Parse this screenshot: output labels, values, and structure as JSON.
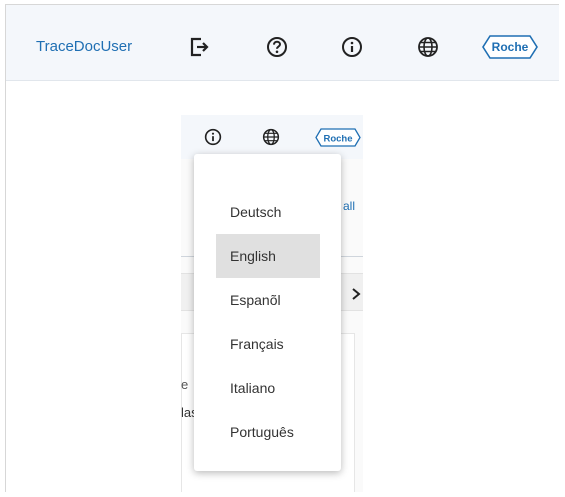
{
  "header": {
    "user_link": "TraceDocUser",
    "logo_text": "Roche",
    "icons": [
      "logout-icon",
      "help-icon",
      "info-icon",
      "globe-icon",
      "roche-logo"
    ]
  },
  "embedded_page": {
    "logo_text": "Roche",
    "partial_link": "all",
    "fragment_1": "e",
    "fragment_2": "las"
  },
  "language_menu": {
    "items": [
      "Deutsch",
      "English",
      "Espanõl",
      "Français",
      "Italiano",
      "Português"
    ],
    "selected": "English"
  },
  "colors": {
    "link": "#1f6fb3",
    "header_bg": "#f4f7fb",
    "selected_bg": "#e0e0e0"
  }
}
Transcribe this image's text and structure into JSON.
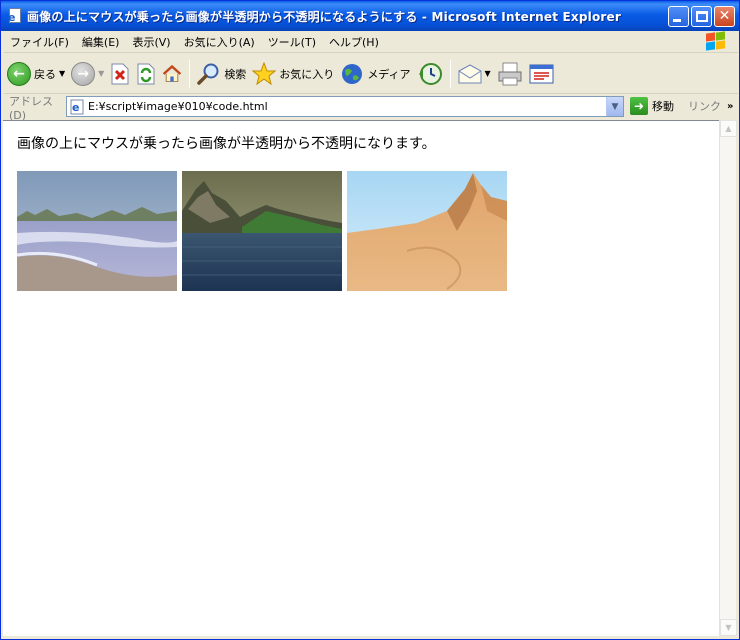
{
  "window": {
    "title": "画像の上にマウスが乗ったら画像が半透明から不透明になるようにする - Microsoft Internet Explorer"
  },
  "menubar": {
    "items": [
      "ファイル(F)",
      "編集(E)",
      "表示(V)",
      "お気に入り(A)",
      "ツール(T)",
      "ヘルプ(H)"
    ]
  },
  "toolbar": {
    "back_label": "戻る",
    "search_label": "検索",
    "favorites_label": "お気に入り",
    "media_label": "メディア"
  },
  "addressbar": {
    "label": "アドレス(D)",
    "url": "E:¥script¥image¥010¥code.html",
    "go_label": "移動",
    "links_label": "リンク",
    "links_more": "»"
  },
  "page": {
    "text": "画像の上にマウスが乗ったら画像が半透明から不透明になります。",
    "images": [
      {
        "scene": "beach"
      },
      {
        "scene": "sea-mountain"
      },
      {
        "scene": "desert-mountain"
      }
    ]
  },
  "colors": {
    "titlebar": "#0a5ce6",
    "chrome": "#ece9d8",
    "content_bg": "#ffffff"
  }
}
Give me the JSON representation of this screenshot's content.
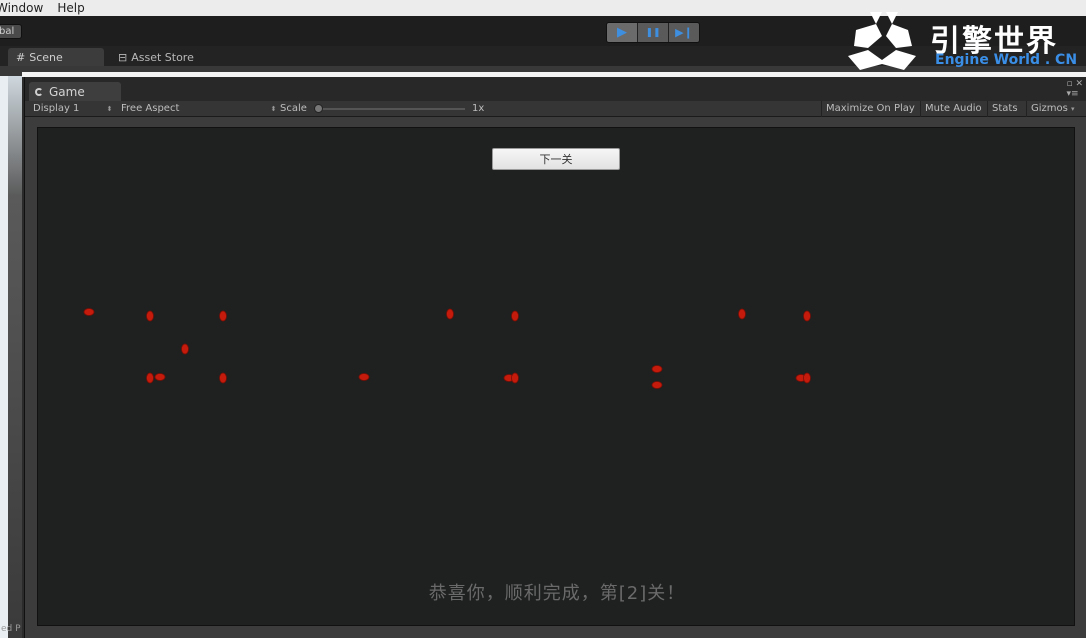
{
  "menu": {
    "items": [
      "Window",
      "Help"
    ]
  },
  "toolbar": {
    "global_label": "bal",
    "play_icons": [
      "play-icon",
      "pause-icon",
      "step-icon"
    ],
    "play_glyphs": [
      "▶",
      "❚❚",
      "▶❙"
    ]
  },
  "logo": {
    "cn": "引擎世界",
    "en": "Engine World . CN",
    "en_color": "#3a8ee6"
  },
  "scene_tabs": {
    "scene": "Scene",
    "asset_store": "Asset Store"
  },
  "bottom_left": {
    "text": "ed P"
  },
  "game": {
    "tab_label": "Game",
    "display": "Display 1",
    "aspect": "Free Aspect",
    "scale_label": "Scale",
    "scale_value": "1x",
    "buttons": [
      "Maximize On Play",
      "Mute Audio",
      "Stats",
      "Gizmos"
    ]
  },
  "level": {
    "next_button": "下一关",
    "congrats": "恭喜你，顺利完成，第[2]关！",
    "stick_color": "#d9a93b",
    "head_color": "#c41b0c"
  }
}
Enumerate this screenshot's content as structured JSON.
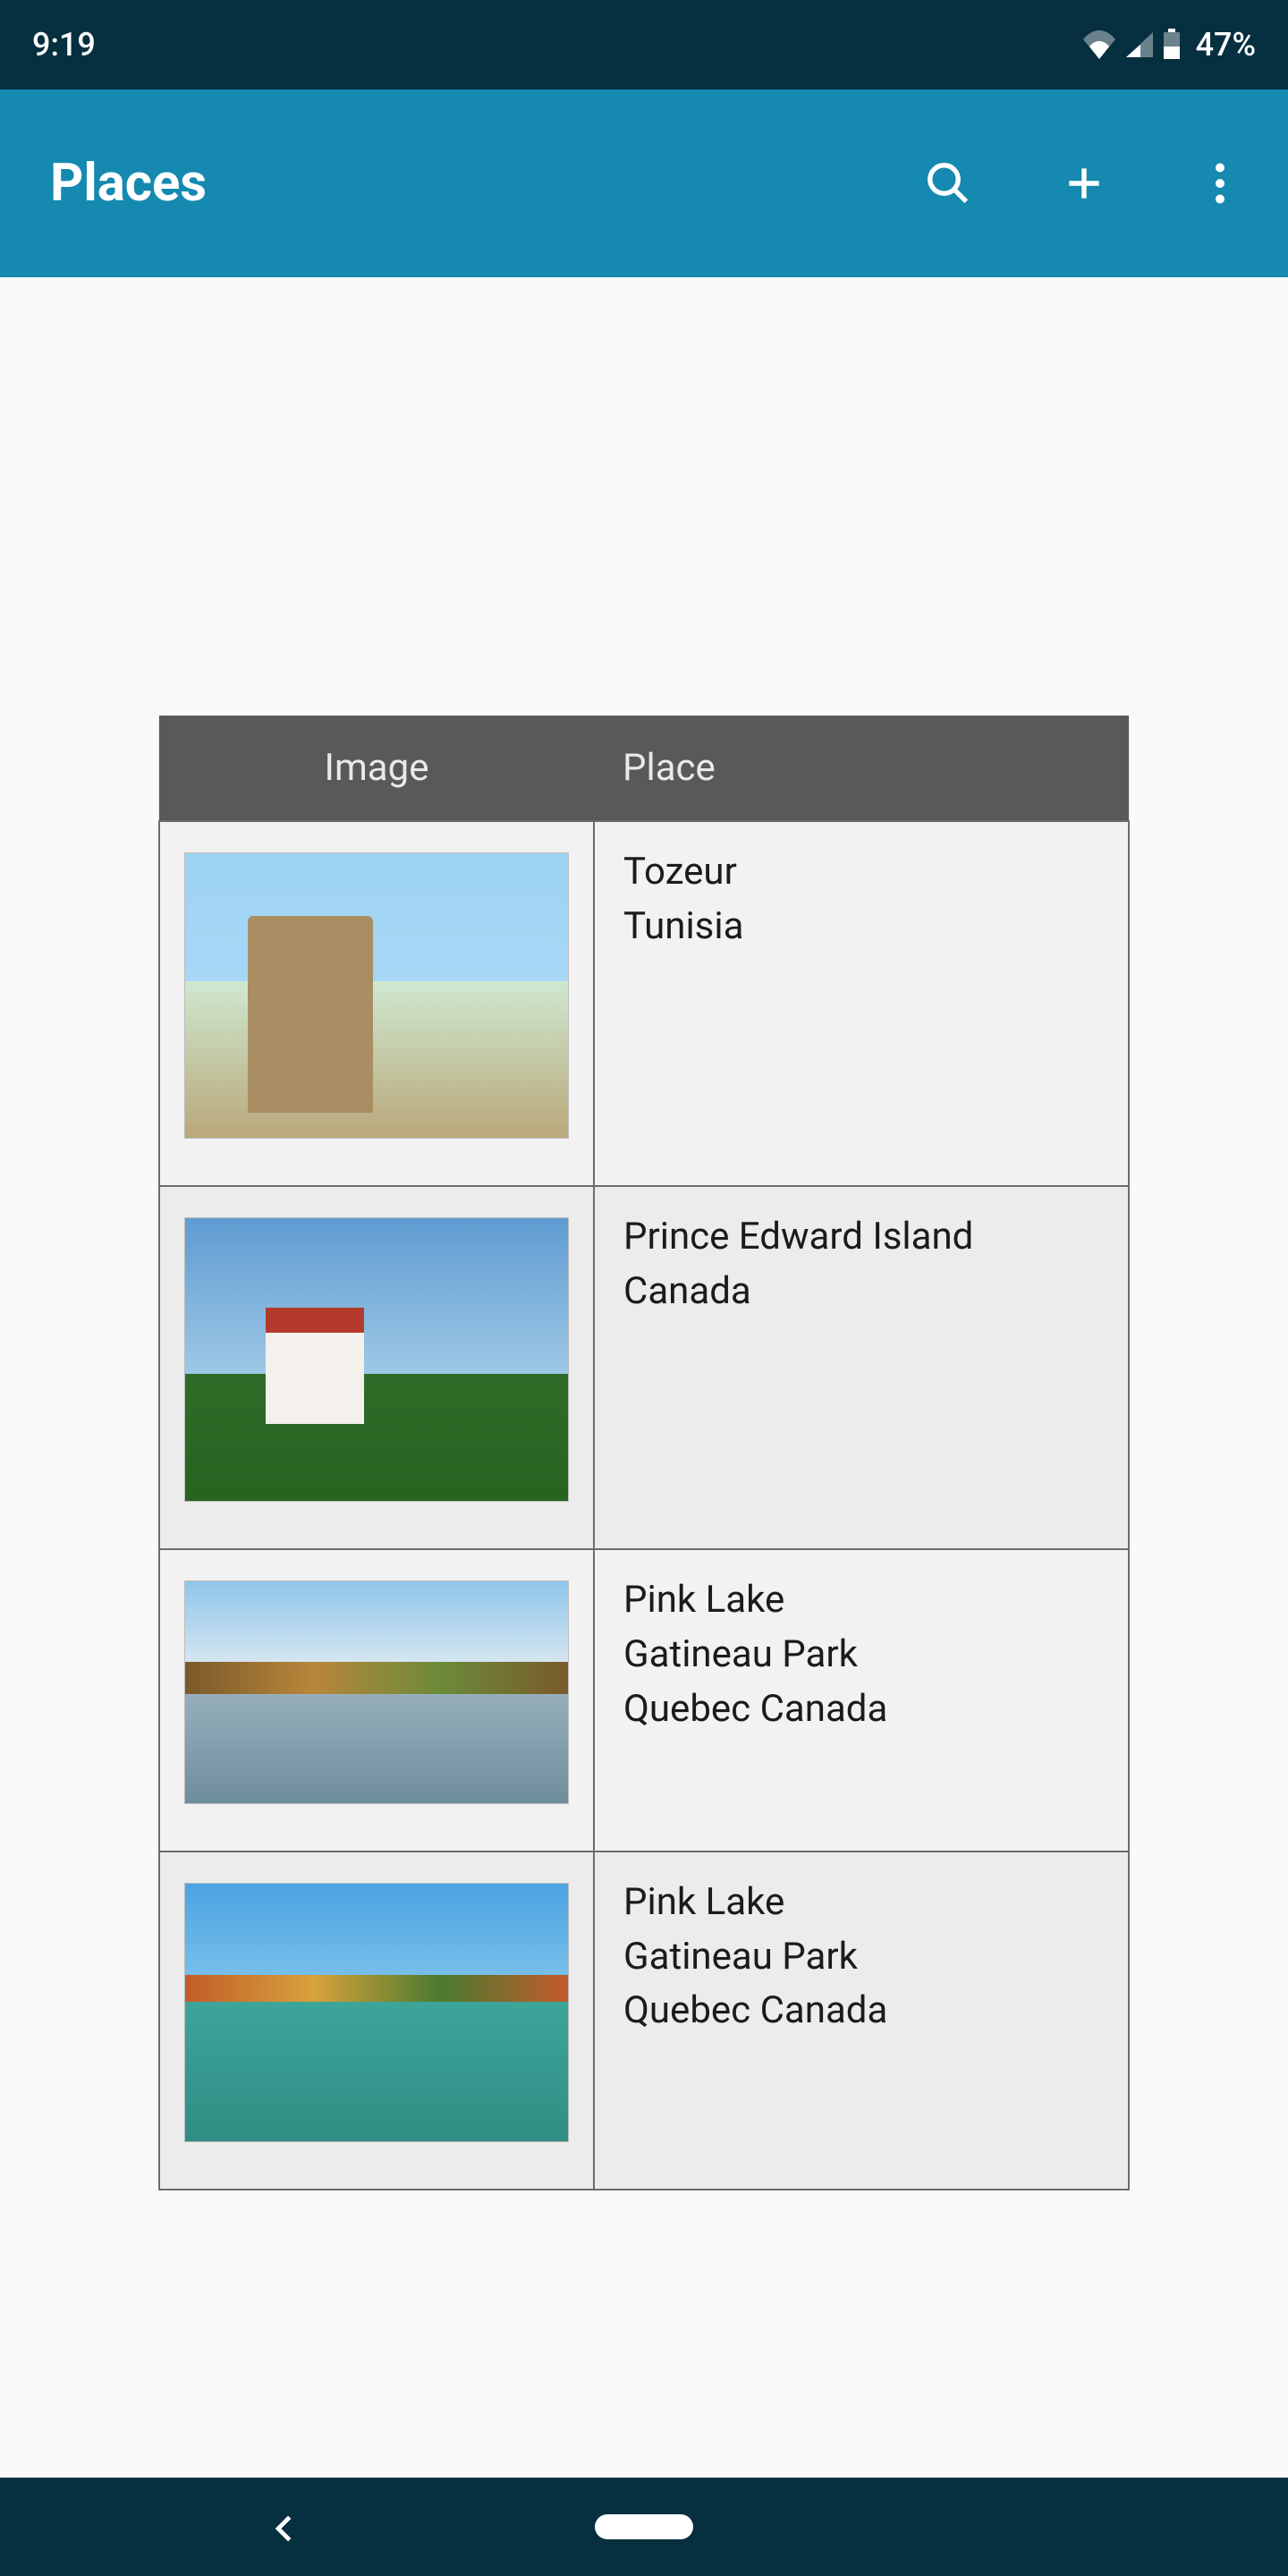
{
  "status": {
    "time": "9:19",
    "battery_text": "47%"
  },
  "appbar": {
    "title": "Places"
  },
  "table": {
    "headers": [
      "Image",
      "Place"
    ],
    "rows": [
      {
        "place_lines": [
          "Tozeur",
          "Tunisia"
        ]
      },
      {
        "place_lines": [
          "Prince Edward Island",
          "Canada"
        ]
      },
      {
        "place_lines": [
          "Pink Lake",
          "Gatineau Park",
          "Quebec Canada"
        ]
      },
      {
        "place_lines": [
          "Pink Lake",
          "Gatineau Park",
          "Quebec Canada"
        ]
      }
    ]
  }
}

····················

What you should do:
The listing above needs to be output again exactly. Don't include the pictures.

Full solution:
Parse this screenshot: output labels, values, and structure as JSON.
{
  "header": {
    "user_link": "TraceDocUser",
    "logo_text": "Roche",
    "icons": [
      "logout-icon",
      "help-icon",
      "info-icon",
      "globe-icon",
      "roche-logo"
    ]
  },
  "embedded_page": {
    "logo_text": "Roche",
    "partial_link": "all",
    "fragment_1": "e",
    "fragment_2": "las"
  },
  "language_menu": {
    "items": [
      "Deutsch",
      "English",
      "Espanõl",
      "Français",
      "Italiano",
      "Português"
    ],
    "selected": "English"
  },
  "colors": {
    "link": "#1f6fb3",
    "header_bg": "#f4f7fb",
    "selected_bg": "#e0e0e0"
  }
}
Transcribe this image's text and structure into JSON.
{
  "window": {
    "title": "画像の上にマウスが乗ったら画像が半透明から不透明になるようにする - Microsoft Internet Explorer"
  },
  "menubar": {
    "items": [
      "ファイル(F)",
      "編集(E)",
      "表示(V)",
      "お気に入り(A)",
      "ツール(T)",
      "ヘルプ(H)"
    ]
  },
  "toolbar": {
    "back_label": "戻る",
    "search_label": "検索",
    "favorites_label": "お気に入り",
    "media_label": "メディア"
  },
  "addressbar": {
    "label": "アドレス(D)",
    "url": "E:¥script¥image¥010¥code.html",
    "go_label": "移動",
    "links_label": "リンク",
    "links_more": "»"
  },
  "page": {
    "text": "画像の上にマウスが乗ったら画像が半透明から不透明になります。",
    "images": [
      {
        "scene": "beach"
      },
      {
        "scene": "sea-mountain"
      },
      {
        "scene": "desert-mountain"
      }
    ]
  },
  "colors": {
    "titlebar": "#0a5ce6",
    "chrome": "#ece9d8",
    "content_bg": "#ffffff"
  }
}
Give me the JSON representation of this screenshot's content.
{
  "menu": {
    "items": [
      "Window",
      "Help"
    ]
  },
  "toolbar": {
    "global_label": "bal",
    "play_icons": [
      "play-icon",
      "pause-icon",
      "step-icon"
    ],
    "play_glyphs": [
      "▶",
      "❚❚",
      "▶❙"
    ]
  },
  "logo": {
    "cn": "引擎世界",
    "en": "Engine World . CN",
    "en_color": "#3a8ee6"
  },
  "scene_tabs": {
    "scene": "Scene",
    "asset_store": "Asset Store"
  },
  "bottom_left": {
    "text": "ed P"
  },
  "game": {
    "tab_label": "Game",
    "display": "Display 1",
    "aspect": "Free Aspect",
    "scale_label": "Scale",
    "scale_value": "1x",
    "buttons": [
      "Maximize On Play",
      "Mute Audio",
      "Stats",
      "Gizmos"
    ]
  },
  "level": {
    "next_button": "下一关",
    "congrats": "恭喜你，顺利完成，第[2]关！",
    "stick_color": "#d9a93b",
    "head_color": "#c41b0c"
  }
}
Enumerate this screenshot's content as structured JSON.
{
  "status": {
    "time": "9:19",
    "battery_text": "47%"
  },
  "appbar": {
    "title": "Places"
  },
  "table": {
    "headers": [
      "Image",
      "Place"
    ],
    "rows": [
      {
        "place_lines": [
          "Tozeur",
          "Tunisia"
        ]
      },
      {
        "place_lines": [
          "Prince Edward Island",
          "Canada"
        ]
      },
      {
        "place_lines": [
          "Pink Lake",
          "Gatineau Park",
          "Quebec Canada"
        ]
      },
      {
        "place_lines": [
          "Pink Lake",
          "Gatineau Park",
          "Quebec Canada"
        ]
      }
    ]
  }
}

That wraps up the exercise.